▶ STATED TASK
Report the total number of lines that include the string "type", without any other text.

▶ GIVEN DATA
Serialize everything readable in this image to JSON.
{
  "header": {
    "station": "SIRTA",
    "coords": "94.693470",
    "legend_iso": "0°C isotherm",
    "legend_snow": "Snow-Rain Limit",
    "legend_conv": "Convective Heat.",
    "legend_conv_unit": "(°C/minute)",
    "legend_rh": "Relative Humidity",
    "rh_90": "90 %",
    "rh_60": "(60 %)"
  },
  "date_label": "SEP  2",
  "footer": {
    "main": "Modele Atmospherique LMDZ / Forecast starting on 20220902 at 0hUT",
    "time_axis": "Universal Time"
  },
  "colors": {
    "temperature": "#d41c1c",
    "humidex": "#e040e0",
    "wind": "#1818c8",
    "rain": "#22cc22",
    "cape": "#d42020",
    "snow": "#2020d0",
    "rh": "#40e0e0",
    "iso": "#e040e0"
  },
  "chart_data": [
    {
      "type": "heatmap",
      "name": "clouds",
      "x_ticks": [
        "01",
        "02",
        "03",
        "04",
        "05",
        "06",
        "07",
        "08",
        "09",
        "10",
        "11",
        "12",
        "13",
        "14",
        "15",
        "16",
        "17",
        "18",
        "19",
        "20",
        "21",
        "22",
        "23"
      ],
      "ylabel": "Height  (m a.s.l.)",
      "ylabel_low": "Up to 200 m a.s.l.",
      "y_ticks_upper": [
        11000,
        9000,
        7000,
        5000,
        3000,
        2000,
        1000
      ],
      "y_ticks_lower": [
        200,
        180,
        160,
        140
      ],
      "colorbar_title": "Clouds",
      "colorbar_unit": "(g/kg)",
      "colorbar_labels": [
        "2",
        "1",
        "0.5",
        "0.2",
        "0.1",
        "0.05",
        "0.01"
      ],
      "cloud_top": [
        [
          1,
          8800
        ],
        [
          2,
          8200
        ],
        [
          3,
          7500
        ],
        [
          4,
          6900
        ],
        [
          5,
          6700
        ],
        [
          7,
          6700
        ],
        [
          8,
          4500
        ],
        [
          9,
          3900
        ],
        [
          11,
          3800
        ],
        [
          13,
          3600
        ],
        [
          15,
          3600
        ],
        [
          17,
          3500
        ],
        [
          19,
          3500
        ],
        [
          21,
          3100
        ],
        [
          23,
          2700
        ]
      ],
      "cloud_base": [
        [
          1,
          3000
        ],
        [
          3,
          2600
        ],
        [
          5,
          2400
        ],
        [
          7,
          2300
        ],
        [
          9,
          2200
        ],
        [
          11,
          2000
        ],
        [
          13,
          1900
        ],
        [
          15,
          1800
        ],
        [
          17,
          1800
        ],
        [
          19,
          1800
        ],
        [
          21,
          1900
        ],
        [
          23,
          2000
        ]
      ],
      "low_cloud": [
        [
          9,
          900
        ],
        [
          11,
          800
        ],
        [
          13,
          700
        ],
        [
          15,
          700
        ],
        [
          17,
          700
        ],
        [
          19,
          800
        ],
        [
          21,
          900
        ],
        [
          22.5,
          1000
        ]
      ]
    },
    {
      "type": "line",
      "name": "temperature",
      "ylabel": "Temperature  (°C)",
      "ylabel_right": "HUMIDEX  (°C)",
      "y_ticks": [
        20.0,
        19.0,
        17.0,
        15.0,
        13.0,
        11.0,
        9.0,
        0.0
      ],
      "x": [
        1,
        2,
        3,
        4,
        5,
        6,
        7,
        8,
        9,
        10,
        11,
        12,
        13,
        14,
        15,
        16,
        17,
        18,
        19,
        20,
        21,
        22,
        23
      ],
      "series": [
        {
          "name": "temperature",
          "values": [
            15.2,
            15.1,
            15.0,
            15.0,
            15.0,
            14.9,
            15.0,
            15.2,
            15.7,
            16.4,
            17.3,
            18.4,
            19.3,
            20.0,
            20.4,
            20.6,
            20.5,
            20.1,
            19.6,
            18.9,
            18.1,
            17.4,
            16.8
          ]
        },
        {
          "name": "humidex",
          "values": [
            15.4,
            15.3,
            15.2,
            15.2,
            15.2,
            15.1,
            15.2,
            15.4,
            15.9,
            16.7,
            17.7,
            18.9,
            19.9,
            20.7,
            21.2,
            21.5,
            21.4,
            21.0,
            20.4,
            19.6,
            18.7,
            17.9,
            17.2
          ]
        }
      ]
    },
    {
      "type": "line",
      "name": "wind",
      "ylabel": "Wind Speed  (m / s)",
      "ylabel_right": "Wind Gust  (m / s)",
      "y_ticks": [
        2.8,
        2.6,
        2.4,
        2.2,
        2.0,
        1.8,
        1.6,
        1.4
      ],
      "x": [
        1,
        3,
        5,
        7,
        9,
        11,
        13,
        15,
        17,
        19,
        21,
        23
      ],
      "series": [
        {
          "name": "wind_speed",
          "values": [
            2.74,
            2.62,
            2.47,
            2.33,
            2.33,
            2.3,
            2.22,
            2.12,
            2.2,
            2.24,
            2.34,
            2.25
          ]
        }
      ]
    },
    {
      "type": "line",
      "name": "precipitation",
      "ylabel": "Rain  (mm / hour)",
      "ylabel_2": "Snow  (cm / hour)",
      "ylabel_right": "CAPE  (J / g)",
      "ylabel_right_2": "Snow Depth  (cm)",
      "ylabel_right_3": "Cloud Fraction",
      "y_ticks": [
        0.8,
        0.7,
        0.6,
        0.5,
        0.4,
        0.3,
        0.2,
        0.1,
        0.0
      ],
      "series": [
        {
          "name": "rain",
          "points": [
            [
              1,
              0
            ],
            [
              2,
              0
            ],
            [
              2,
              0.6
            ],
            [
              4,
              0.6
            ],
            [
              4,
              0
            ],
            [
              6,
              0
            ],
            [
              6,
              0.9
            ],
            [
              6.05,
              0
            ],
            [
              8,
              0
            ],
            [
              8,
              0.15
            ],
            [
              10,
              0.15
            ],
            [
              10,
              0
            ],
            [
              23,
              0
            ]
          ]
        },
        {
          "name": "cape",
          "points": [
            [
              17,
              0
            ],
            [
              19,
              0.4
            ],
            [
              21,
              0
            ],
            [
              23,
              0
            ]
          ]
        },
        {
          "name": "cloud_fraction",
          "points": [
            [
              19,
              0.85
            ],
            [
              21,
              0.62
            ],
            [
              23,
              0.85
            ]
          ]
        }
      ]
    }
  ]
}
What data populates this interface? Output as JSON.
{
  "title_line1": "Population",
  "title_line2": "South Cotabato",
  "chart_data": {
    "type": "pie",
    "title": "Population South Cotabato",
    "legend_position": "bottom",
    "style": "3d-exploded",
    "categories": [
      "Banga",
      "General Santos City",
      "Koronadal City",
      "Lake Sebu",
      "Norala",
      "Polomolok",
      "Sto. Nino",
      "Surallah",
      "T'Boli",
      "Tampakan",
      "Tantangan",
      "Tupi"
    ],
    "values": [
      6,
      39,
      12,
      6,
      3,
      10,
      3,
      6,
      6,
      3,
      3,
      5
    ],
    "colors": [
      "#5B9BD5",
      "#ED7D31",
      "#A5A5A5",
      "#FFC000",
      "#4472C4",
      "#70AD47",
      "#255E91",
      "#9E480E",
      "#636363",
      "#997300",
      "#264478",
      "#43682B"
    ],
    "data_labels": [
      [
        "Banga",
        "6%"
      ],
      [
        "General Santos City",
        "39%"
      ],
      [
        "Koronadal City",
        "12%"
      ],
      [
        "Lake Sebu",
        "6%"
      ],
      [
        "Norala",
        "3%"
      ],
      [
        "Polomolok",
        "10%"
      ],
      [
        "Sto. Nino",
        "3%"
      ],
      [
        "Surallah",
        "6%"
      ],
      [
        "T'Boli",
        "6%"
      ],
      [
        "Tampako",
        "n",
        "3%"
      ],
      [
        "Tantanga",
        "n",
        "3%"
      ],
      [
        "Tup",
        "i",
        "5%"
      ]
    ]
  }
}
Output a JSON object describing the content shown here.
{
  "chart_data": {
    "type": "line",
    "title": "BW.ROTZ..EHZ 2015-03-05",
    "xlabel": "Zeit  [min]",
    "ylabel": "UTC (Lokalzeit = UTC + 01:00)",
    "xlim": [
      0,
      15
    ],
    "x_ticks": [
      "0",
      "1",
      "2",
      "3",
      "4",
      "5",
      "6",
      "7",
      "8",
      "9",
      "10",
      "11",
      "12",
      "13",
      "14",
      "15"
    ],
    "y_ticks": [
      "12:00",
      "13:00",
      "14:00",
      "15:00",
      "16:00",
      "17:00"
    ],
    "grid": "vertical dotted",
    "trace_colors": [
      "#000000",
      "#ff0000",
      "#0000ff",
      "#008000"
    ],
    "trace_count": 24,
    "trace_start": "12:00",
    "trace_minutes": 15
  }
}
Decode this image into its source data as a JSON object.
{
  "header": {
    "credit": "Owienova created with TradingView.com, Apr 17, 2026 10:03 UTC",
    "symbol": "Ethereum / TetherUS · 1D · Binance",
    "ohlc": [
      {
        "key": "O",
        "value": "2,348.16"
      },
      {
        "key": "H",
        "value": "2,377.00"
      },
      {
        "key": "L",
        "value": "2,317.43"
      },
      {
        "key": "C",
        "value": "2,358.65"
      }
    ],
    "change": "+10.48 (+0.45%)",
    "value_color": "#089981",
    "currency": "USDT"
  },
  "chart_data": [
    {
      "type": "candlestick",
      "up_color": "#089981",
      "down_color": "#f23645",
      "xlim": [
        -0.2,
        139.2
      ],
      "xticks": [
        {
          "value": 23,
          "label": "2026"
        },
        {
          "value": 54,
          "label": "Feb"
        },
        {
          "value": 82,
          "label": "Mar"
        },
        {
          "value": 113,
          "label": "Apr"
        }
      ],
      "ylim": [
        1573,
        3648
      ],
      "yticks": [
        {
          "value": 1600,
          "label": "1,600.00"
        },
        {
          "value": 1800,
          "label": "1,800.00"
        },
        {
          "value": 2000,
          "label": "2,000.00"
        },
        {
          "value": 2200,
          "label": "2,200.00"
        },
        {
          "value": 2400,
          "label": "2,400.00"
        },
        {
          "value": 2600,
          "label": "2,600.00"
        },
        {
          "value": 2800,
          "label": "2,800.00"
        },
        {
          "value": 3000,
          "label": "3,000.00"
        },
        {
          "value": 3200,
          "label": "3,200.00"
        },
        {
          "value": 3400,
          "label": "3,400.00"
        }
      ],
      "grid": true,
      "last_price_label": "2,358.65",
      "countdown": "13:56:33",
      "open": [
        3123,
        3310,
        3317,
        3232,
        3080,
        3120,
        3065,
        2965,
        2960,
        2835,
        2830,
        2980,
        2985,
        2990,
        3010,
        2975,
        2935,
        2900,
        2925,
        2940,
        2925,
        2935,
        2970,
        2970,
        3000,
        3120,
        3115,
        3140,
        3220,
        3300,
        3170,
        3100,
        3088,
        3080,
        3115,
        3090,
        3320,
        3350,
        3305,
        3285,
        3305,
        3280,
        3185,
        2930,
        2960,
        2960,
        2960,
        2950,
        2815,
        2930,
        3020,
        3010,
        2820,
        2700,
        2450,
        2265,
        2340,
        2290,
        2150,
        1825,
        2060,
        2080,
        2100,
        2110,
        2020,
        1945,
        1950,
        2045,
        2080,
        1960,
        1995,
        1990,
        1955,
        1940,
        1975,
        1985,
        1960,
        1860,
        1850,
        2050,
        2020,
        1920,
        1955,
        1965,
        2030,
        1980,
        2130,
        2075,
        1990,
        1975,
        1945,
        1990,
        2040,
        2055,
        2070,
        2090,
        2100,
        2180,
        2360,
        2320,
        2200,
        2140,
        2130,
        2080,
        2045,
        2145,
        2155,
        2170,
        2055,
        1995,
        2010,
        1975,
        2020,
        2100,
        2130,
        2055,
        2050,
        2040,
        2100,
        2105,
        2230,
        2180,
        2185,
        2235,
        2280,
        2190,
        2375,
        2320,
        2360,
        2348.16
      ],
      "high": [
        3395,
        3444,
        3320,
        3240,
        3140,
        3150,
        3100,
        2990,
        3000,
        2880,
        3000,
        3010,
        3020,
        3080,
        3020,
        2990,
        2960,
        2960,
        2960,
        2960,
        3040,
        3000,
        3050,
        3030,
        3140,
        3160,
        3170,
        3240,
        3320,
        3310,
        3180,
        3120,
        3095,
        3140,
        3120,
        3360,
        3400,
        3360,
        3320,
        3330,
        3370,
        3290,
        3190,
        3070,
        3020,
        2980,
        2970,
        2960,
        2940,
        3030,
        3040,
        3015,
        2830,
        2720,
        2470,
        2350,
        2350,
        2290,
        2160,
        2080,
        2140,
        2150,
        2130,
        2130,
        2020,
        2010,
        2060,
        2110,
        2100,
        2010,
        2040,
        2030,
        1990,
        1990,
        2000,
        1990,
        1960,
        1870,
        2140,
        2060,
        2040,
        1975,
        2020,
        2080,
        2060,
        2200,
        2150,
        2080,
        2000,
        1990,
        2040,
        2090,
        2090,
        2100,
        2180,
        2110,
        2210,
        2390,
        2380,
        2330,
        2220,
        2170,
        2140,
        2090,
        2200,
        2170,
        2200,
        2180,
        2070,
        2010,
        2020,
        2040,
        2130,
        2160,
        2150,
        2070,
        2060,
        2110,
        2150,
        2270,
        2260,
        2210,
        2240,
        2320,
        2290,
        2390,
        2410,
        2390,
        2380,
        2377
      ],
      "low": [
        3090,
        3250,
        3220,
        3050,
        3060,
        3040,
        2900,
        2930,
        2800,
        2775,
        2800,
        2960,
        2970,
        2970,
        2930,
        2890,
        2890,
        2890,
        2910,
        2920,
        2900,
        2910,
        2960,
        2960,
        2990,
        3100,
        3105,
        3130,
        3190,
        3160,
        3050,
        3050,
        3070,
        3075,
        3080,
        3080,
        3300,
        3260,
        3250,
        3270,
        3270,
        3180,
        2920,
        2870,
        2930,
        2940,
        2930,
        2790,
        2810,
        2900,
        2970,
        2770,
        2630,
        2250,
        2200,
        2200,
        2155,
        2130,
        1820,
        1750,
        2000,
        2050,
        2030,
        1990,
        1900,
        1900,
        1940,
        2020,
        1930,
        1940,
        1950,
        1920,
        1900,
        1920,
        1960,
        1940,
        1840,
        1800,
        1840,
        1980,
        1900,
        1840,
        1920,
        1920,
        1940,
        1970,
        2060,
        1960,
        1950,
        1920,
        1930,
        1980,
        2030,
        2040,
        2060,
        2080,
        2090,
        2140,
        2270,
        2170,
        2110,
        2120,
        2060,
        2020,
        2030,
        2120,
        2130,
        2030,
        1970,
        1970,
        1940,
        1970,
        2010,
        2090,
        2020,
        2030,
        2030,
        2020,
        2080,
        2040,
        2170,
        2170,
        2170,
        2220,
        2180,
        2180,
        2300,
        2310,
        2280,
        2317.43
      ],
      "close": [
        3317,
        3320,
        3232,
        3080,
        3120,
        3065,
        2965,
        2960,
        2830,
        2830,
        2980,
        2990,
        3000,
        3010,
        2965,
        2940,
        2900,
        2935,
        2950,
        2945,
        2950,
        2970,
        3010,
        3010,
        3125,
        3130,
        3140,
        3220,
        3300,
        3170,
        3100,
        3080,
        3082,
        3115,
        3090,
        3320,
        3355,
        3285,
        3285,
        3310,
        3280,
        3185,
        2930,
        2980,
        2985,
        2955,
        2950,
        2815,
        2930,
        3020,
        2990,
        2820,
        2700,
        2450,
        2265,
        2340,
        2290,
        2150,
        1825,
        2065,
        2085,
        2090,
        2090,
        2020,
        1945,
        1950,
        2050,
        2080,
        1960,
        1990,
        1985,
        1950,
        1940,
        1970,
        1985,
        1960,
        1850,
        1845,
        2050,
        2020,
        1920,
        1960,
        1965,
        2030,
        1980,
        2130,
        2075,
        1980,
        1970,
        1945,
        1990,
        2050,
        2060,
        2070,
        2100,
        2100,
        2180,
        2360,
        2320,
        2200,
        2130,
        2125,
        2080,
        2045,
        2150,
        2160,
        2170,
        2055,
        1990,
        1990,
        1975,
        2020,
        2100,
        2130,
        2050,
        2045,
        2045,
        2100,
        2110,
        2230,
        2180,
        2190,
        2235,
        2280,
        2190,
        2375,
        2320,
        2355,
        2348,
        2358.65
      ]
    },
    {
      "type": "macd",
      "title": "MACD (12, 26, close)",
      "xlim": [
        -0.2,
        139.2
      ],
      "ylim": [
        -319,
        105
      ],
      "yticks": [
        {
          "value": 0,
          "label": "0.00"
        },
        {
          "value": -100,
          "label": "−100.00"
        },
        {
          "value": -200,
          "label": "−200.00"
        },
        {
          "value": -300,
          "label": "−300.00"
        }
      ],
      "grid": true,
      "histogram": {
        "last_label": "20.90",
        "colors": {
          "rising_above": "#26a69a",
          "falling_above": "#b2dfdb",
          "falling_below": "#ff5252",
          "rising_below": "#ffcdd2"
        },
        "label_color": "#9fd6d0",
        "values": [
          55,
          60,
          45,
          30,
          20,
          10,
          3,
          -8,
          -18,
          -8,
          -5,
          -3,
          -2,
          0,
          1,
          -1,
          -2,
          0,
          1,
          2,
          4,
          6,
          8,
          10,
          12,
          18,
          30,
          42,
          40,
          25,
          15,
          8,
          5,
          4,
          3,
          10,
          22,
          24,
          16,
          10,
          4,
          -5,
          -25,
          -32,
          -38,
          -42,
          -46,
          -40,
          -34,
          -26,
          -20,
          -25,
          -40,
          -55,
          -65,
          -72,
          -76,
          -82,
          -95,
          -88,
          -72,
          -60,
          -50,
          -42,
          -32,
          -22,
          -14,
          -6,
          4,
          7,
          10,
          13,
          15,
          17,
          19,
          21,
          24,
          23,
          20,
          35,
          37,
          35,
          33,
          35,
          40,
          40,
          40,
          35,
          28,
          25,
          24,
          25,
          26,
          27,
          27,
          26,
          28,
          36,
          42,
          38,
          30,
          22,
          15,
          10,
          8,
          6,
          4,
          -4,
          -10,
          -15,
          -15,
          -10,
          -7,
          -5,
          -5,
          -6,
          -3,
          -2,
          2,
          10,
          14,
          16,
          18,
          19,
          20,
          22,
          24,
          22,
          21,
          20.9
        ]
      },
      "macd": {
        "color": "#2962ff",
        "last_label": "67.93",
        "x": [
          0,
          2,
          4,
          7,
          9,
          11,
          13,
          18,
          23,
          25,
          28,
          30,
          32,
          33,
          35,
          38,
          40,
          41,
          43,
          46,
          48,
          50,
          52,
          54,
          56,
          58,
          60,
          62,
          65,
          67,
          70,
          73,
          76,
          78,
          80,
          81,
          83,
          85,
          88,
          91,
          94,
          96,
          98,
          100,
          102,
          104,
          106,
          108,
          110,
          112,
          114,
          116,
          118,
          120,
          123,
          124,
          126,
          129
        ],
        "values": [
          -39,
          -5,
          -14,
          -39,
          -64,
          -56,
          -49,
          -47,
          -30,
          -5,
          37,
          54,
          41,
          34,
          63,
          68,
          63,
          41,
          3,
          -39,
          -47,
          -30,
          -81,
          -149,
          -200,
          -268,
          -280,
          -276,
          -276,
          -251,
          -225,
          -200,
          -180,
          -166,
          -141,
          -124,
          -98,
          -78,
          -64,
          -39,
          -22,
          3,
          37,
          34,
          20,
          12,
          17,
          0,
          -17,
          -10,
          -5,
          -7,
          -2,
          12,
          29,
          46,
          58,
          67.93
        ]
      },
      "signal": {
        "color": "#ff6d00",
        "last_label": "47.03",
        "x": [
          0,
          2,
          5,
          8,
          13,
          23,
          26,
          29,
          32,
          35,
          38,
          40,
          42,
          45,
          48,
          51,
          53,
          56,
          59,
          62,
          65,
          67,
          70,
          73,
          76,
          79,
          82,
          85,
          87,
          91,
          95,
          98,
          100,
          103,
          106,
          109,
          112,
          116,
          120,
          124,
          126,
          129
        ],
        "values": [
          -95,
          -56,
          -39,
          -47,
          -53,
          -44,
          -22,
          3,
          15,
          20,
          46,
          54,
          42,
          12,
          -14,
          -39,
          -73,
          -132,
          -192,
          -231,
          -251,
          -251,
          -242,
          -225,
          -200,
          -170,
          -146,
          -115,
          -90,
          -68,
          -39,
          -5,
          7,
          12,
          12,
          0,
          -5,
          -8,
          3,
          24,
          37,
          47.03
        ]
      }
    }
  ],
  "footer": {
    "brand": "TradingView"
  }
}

▶ IN RESPONSE
8